◆ Texte à lire
-------
Homélie du frère Gilles-Hervé Masson o.p., 20 mars 2020

Homélie du frère Gilles-Hervé Masson o.p., 20 mars 2020

Lecture du jour : Os 14, 2-10  / Ps 80 (81) /  Mc 12, 28b- 34

Frères et sœurs, nous poursuivons notre marche de Carême, et aujourd’hui nous sommes vendredi. C’est notre quatrième vendredi de Carême depuis que nous nous sommes mis en chemin. Évidemment notre chemin a connu bien des inflexions, et c’est dès dimanche dernier que nous avons été privés de la joie de nous rassembler pour faire ensemble ce chemin de Carême. Néanmoins, comme pas mal de voix nous le disent, cette distanciation contrainte, obligée, est peut-être pour nous l’occasion, de compenser ce manque par d’autres moyens de se rejoindre, et aussi peut-être l’occasion de redécouvrir, par le manque, la grâce qu’il y a à pouvoir simplement se retrouver. Et ce sera à n’en pas douter une très grande joie lorsqu’il sera de possible de fêter les retrouvailles, et de se retrouver pour les fêter aussi autour de la table du Seigneur.
-------
◆ Travail demandé
**A)** Recopiez le passage de l'homélie qui commence par « Lecture du jour » et se poursuit jusqu'à « table du Seigneur. », en y remplaçant « vendredi » par « jeudi ».
**B)** Indiquez si chacune des affirmations suivantes concorde avec l'homélie : (i) l'homélie est prononcée un vendredi ; (ii) les fidèles sont privés de rassemblement depuis le mercredi précédent ; (iii) il s'agit du troisième vendredi de Carême.

(Données d'annotation des boîtes)
-------
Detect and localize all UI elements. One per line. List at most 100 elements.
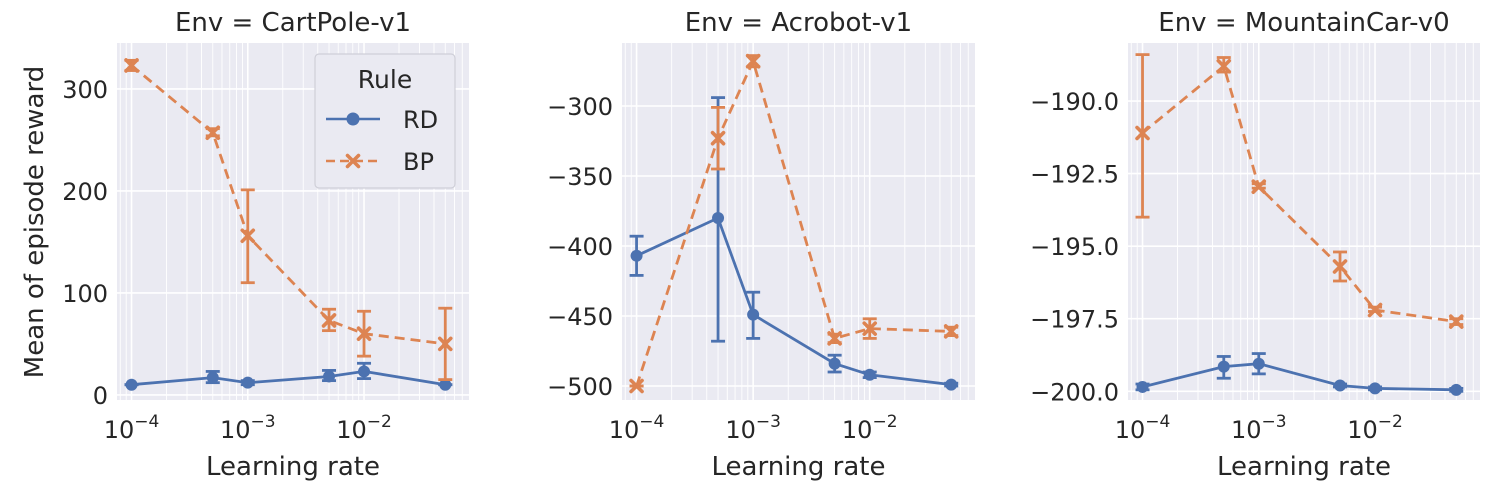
data-point-stroke-b	[240, 228, 256, 244]
data-point	[1251, 179, 1267, 194]
data-point	[323, 370, 336, 383]
x-axis-label: Learning rate	[1217, 452, 1391, 482]
data-point	[629, 378, 644, 394]
y-tick-label: 300	[62, 76, 108, 104]
data-point	[1448, 314, 1464, 329]
y-tick-label: −197.5	[1030, 306, 1119, 334]
data-point	[745, 53, 761, 69]
series-line-bp	[635, 57, 952, 387]
series-rd	[1135, 352, 1464, 396]
data-point-stroke-b	[629, 378, 644, 394]
y-tick-label: 100	[62, 280, 108, 308]
data-point	[630, 249, 643, 262]
series-rd	[629, 96, 959, 391]
data-point-stroke-b	[321, 313, 337, 328]
x-tick-label: 10−2	[336, 412, 392, 444]
data-point	[206, 371, 219, 384]
data-point-stroke-b	[827, 331, 842, 346]
data-point	[1252, 357, 1265, 370]
y-tick-label: −400	[547, 233, 613, 261]
y-tick-label: −300	[547, 93, 613, 121]
data-point-stroke-b	[1216, 58, 1232, 74]
x-axis-label: Learning rate	[206, 452, 380, 482]
y-tick-label: −195.0	[1030, 233, 1119, 261]
y-tick-label: −200.0	[1030, 378, 1119, 406]
legend-entry-bp: BP	[326, 148, 434, 176]
data-point	[945, 378, 958, 391]
data-point	[747, 308, 760, 321]
data-point	[125, 378, 138, 391]
series-line-bp	[130, 64, 446, 346]
data-point	[943, 324, 959, 339]
data-point	[358, 365, 371, 378]
data-point-stroke-b	[745, 53, 761, 69]
y-axis-label: Mean of episode reward	[20, 66, 50, 378]
x-tick-label: 10−4	[104, 412, 160, 444]
chart-panel-acrobot: 10−4 10−3 10−2 −500 −450 −400 −350 −300 Env = Ac…	[547, 8, 975, 482]
plot-area	[622, 43, 975, 400]
series-rd	[124, 361, 453, 391]
legend-bp-label: BP	[403, 148, 434, 176]
data-point-stroke-b	[1332, 259, 1348, 274]
data-point	[1216, 58, 1232, 74]
legend: Rule RD BP	[314, 53, 456, 189]
y-tick-label: −190.0	[1030, 88, 1119, 116]
legend-title: Rule	[358, 65, 412, 94]
x-tick-label: 10−3	[220, 412, 276, 444]
series-bp	[124, 58, 453, 382]
data-point	[827, 331, 842, 346]
y-tick-label: 200	[62, 178, 108, 206]
data-point	[356, 326, 372, 342]
x-tick-label: 10−4	[609, 412, 665, 444]
panel-title: Env = MountainCar-v0	[1158, 8, 1449, 38]
series-bp	[1135, 53, 1464, 329]
plot-area	[1128, 43, 1480, 400]
data-point-stroke-b	[710, 130, 726, 146]
series-bp	[629, 53, 959, 394]
data-point	[321, 313, 337, 328]
data-point-stroke-b	[124, 58, 139, 73]
data-point	[1450, 383, 1463, 396]
y-tick-label: 0	[93, 382, 108, 410]
data-point-stroke-b	[437, 336, 453, 352]
legend-frame	[314, 53, 456, 189]
chart-panel-mountaincar: 10−4 10−3 10−2 −200.0 −197.5 −195.0 −192.5 −190…	[1030, 8, 1480, 482]
data-point	[1217, 360, 1230, 373]
error-bar	[1135, 53, 1150, 219]
data-point-stroke-b	[1251, 179, 1267, 194]
y-tick-label: −192.5	[1030, 161, 1119, 189]
data-point	[1367, 302, 1383, 318]
data-point	[241, 376, 254, 389]
data-point	[1334, 379, 1347, 392]
series-line-rd	[636, 216, 952, 386]
data-point	[437, 336, 453, 352]
x-tick-label: 10−2	[842, 412, 898, 444]
data-point	[1135, 125, 1150, 141]
x-axis-label: Learning rate	[712, 452, 886, 482]
data-point-stroke-b	[862, 321, 878, 336]
data-point	[863, 368, 876, 381]
data-point	[712, 212, 725, 224]
data-point-stroke-b	[1135, 125, 1150, 141]
data-point-stroke-b	[1448, 314, 1464, 329]
series-line-rd	[131, 369, 446, 387]
series-line-rd	[1142, 362, 1457, 392]
legend-rd-marker	[346, 112, 360, 126]
data-point	[439, 378, 452, 391]
data-point	[828, 357, 841, 370]
data-point	[124, 58, 139, 73]
data-point	[862, 321, 878, 336]
x-tick-label: 10−2	[1347, 412, 1403, 444]
data-point	[1369, 382, 1382, 395]
legend-bp-x-stroke-b	[345, 153, 361, 169]
series-line-bp	[1141, 63, 1457, 323]
x-tick-label: 10−3	[725, 412, 781, 444]
data-point-stroke-b	[205, 125, 221, 141]
legend-entry-rd: RD	[326, 106, 438, 134]
x-tick-label: 10−3	[1231, 412, 1287, 444]
data-point	[1136, 380, 1149, 393]
data-point	[1332, 259, 1348, 274]
data-point-stroke-b	[356, 326, 372, 342]
panel-title: Env = Acrobot-v1	[685, 8, 912, 38]
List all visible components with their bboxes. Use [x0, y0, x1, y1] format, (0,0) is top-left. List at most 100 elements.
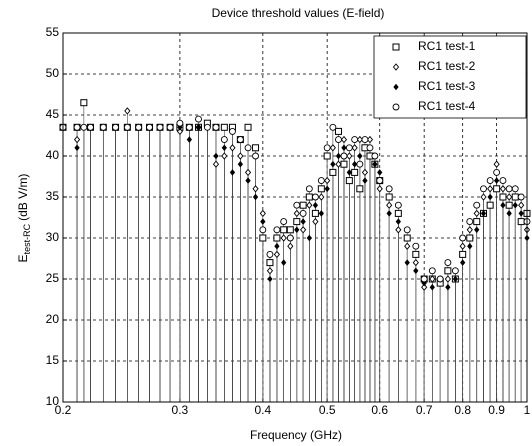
marker-circle [486, 177, 494, 185]
marker-circle [73, 123, 81, 131]
marker-circle [428, 267, 436, 275]
y-label-main: E [16, 254, 30, 262]
marker-square [444, 267, 452, 275]
y-tick-label: 10 [46, 394, 60, 408]
marker-dot [352, 160, 358, 168]
marker-diamond [300, 226, 307, 234]
marker-circle [493, 168, 501, 176]
marker-square [323, 152, 331, 160]
y-tick-label: 35 [46, 189, 60, 203]
marker-diamond [340, 135, 348, 144]
marker-dot [186, 136, 192, 143]
marker-square [273, 234, 281, 242]
marker-circle [444, 259, 452, 267]
marker-circle [480, 185, 487, 193]
marker-circle [212, 123, 220, 131]
marker-diamond [386, 201, 393, 209]
marker-diamond [312, 217, 319, 226]
legend-label: RC1 test-2 [418, 59, 476, 73]
marker-square [394, 209, 402, 217]
marker-dot [506, 210, 512, 217]
marker-dot [195, 123, 202, 131]
marker-diamond [176, 127, 183, 136]
marker-diamond [229, 144, 236, 152]
marker-dot [245, 177, 251, 184]
marker-diamond [356, 135, 363, 144]
marker-square [499, 193, 507, 201]
marker-circle [80, 123, 88, 131]
marker-dot [393, 83, 399, 91]
marker-circle [135, 123, 143, 131]
marker-square [259, 234, 267, 242]
marker-dot [460, 259, 466, 266]
marker-square [299, 201, 307, 209]
marker-circle [351, 136, 359, 144]
marker-diamond [324, 176, 331, 185]
marker-diamond [335, 160, 342, 168]
marker-dot [413, 267, 419, 275]
marker-circle [146, 123, 153, 131]
marker-circle [459, 234, 467, 242]
marker-circle [466, 218, 474, 226]
marker-square [403, 234, 411, 242]
marker-circle [329, 123, 337, 131]
marker-square [293, 218, 301, 226]
legend-label: RC1 test-3 [418, 79, 476, 93]
marker-dot [74, 144, 80, 152]
marker-circle [511, 185, 519, 193]
marker-dot [335, 152, 342, 160]
marker-square [517, 218, 525, 226]
marker-circle [112, 123, 120, 131]
y-tick-label: 50 [46, 66, 60, 80]
marker-dot [306, 234, 312, 242]
marker-dot [386, 210, 392, 217]
marker-diamond [273, 250, 280, 259]
x-tick-label: 1 [524, 403, 531, 417]
marker-dot [300, 218, 306, 225]
x-tick-label: 0.8 [454, 403, 471, 417]
marker-circle [311, 193, 319, 201]
marker-dot [221, 144, 227, 152]
marker-circle [473, 201, 481, 209]
marker-circle [340, 152, 348, 160]
marker-circle [299, 209, 307, 217]
marker-diamond [404, 242, 411, 250]
marker-diamond [212, 160, 220, 168]
marker-dot [445, 283, 451, 291]
y-tick-label: 45 [46, 107, 60, 121]
marker-circle [305, 185, 313, 193]
marker-square [356, 185, 364, 193]
marker-circle [156, 123, 164, 131]
marker-diamond [466, 226, 473, 234]
y-tick-label: 55 [46, 25, 60, 39]
marker-dot [252, 193, 259, 201]
marker-diamond [487, 185, 494, 193]
marker-square [493, 185, 501, 193]
marker-dot [372, 160, 378, 168]
marker-circle [392, 103, 400, 111]
marker-circle [176, 119, 184, 127]
marker-diamond [366, 135, 374, 144]
marker-circle [87, 123, 94, 131]
marker-dot [341, 144, 347, 152]
x-tick-label: 0.6 [371, 403, 388, 417]
marker-diamond [124, 107, 131, 115]
marker-dot [213, 152, 219, 160]
marker-diamond [459, 242, 466, 250]
marker-diamond [429, 275, 436, 283]
marker-circle [335, 136, 342, 144]
marker-dot [493, 177, 500, 184]
marker-diamond [376, 185, 383, 193]
marker-circle [293, 201, 301, 209]
marker-diamond [318, 193, 325, 201]
marker-square [511, 193, 519, 201]
marker-circle [123, 123, 131, 131]
marker-diamond [221, 152, 228, 160]
marker-diamond [412, 258, 419, 267]
marker-circle [195, 115, 202, 123]
marker-circle [273, 226, 281, 234]
x-tick-label: 0.3 [172, 403, 189, 417]
x-tick-label: 0.5 [319, 403, 336, 417]
marker-dot [395, 218, 401, 225]
marker-square [505, 201, 513, 209]
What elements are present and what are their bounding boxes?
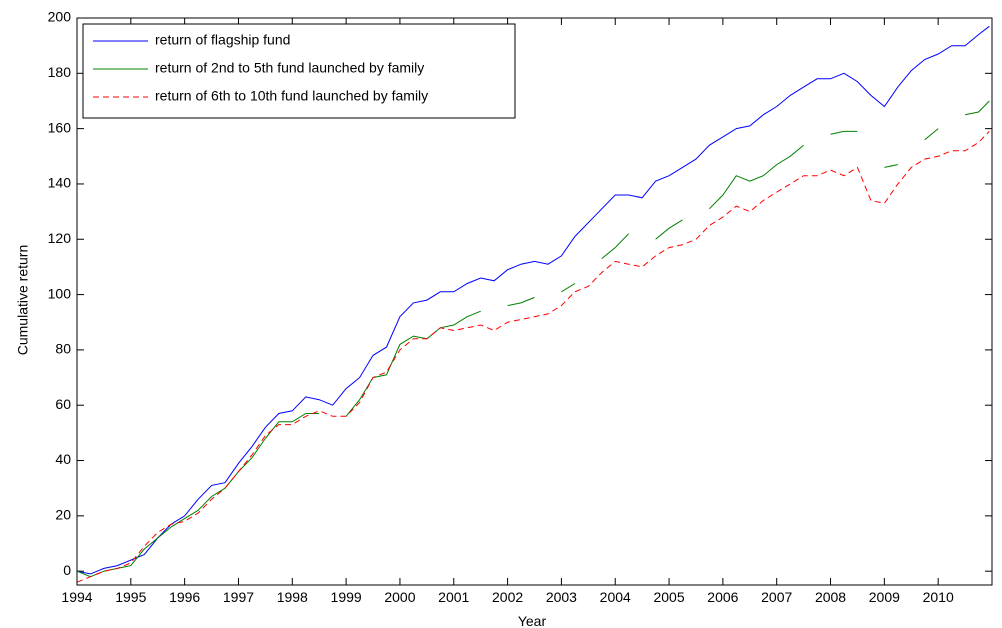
y-tick-label: 60 xyxy=(55,396,71,412)
x-axis-label: Year xyxy=(518,613,547,628)
x-tick-label: 1998 xyxy=(277,589,308,605)
x-tick-label: 2010 xyxy=(923,589,954,605)
y-tick-label: 100 xyxy=(48,285,72,301)
legend-label: return of 6th to 10th fund launched by f… xyxy=(155,88,428,104)
x-tick-label: 2000 xyxy=(384,589,415,605)
x-tick-label: 2002 xyxy=(492,589,523,605)
plot-frame xyxy=(76,17,993,586)
data-line xyxy=(76,100,990,578)
y-tick-label: 200 xyxy=(48,9,72,25)
x-tick-label: 1999 xyxy=(331,589,362,605)
x-tick-label: 2009 xyxy=(869,589,900,605)
x-tick-label: 2006 xyxy=(707,589,738,605)
y-tick-label: 140 xyxy=(48,175,72,191)
x-tick-label: 2005 xyxy=(653,589,684,605)
x-tick-label: 2007 xyxy=(761,589,792,605)
y-tick-label: 0 xyxy=(63,562,71,578)
x-tick-label: 2004 xyxy=(600,589,631,605)
legend-box xyxy=(82,23,516,119)
data-line xyxy=(76,131,990,583)
legend-label: return of 2nd to 5th fund launched by fa… xyxy=(155,60,424,76)
data-line xyxy=(76,25,990,575)
x-tick-label: 1994 xyxy=(61,589,92,605)
y-tick-label: 160 xyxy=(48,119,72,135)
x-tick-label: 2001 xyxy=(438,589,469,605)
y-tick-label: 40 xyxy=(55,451,71,467)
x-tick-label: 1997 xyxy=(223,589,254,605)
legend-label: return of flagship fund xyxy=(155,32,290,48)
x-tick-label: 2008 xyxy=(815,589,846,605)
y-tick-label: 80 xyxy=(55,341,71,357)
y-axis-label: Cumulative return xyxy=(15,245,31,356)
x-tick-label: 2003 xyxy=(546,589,577,605)
y-tick-label: 180 xyxy=(48,64,72,80)
y-tick-label: 120 xyxy=(48,230,72,246)
y-tick-label: 20 xyxy=(55,507,71,523)
x-tick-label: 1996 xyxy=(169,589,200,605)
x-tick-label: 1995 xyxy=(115,589,146,605)
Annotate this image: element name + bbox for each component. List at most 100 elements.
-------
◆ Réponses attendues
**A)**
Lecture du jour : Os 14, 2-10  / Ps 80 (81) /  Mc 12, 28b- 34

Frères et sœurs, nous poursuivons notre marche de Carême, et aujourd’hui nous sommes jeudi. C’est notre quatrième jeudi de Carême depuis que nous nous sommes mis en chemin. Évidemment notre chemin a connu bien des inflexions, et c’est dès dimanche dernier que nous avons été privés de la joie de nous rassembler pour faire ensemble ce chemin de Carême. Néanmoins, comme pas mal de voix nous le disent, cette distanciation contrainte, obligée, est peut-être pour nous l’occasion, de compenser ce manque par d’autres moyens de se rejoindre, et aussi peut-être l’occasion de redécouvrir, par le manque, la grâce qu’il y a à pouvoir simplement se retrouver. Et ce sera à n’en pas douter une très grande joie lorsqu’il sera de possible de fêter les retrouvailles, et de se retrouver pour les fêter aussi autour de la table du Seigneur.

**B)**
(i) Oui : « aujourd’hui nous sommes vendredi ».
(ii) Non : « c’est dès dimanche dernier que nous avons été privés de la joie de nous rassembler ».
(iii) Non : « C’est notre quatrième vendredi de Carême ».